**What is being asked**: Write the material out again, line by line, exactly as it is.

**Provided information**:
++++++

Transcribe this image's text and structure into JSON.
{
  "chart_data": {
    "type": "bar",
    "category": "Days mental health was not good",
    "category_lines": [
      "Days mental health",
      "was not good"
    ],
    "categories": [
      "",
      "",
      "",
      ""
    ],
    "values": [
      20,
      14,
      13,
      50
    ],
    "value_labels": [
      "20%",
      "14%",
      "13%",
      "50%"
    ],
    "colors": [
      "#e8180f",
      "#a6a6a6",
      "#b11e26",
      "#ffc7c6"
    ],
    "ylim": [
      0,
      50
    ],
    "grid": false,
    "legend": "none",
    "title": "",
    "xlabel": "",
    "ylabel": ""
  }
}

++++++

**Answer for this exercise**:
Transcribe this image's text and structure into JSON.
{
  "chart_data": {
    "type": "bar",
    "category": "Days mental health was not good",
    "category_lines": [
      "Days mental health",
      "was not good"
    ],
    "categories": [
      "",
      "",
      "",
      ""
    ],
    "values": [
      20,
      14,
      13,
      50
    ],
    "value_labels": [
      "20%",
      "14%",
      "13%",
      "50%"
    ],
    "colors": [
      "#e8180f",
      "#a6a6a6",
      "#b11e26",
      "#ffc7c6"
    ],
    "ylim": [
      0,
      50
    ],
    "grid": false,
    "legend": "none",
    "title": "",
    "xlabel": "",
    "ylabel": ""
  }
}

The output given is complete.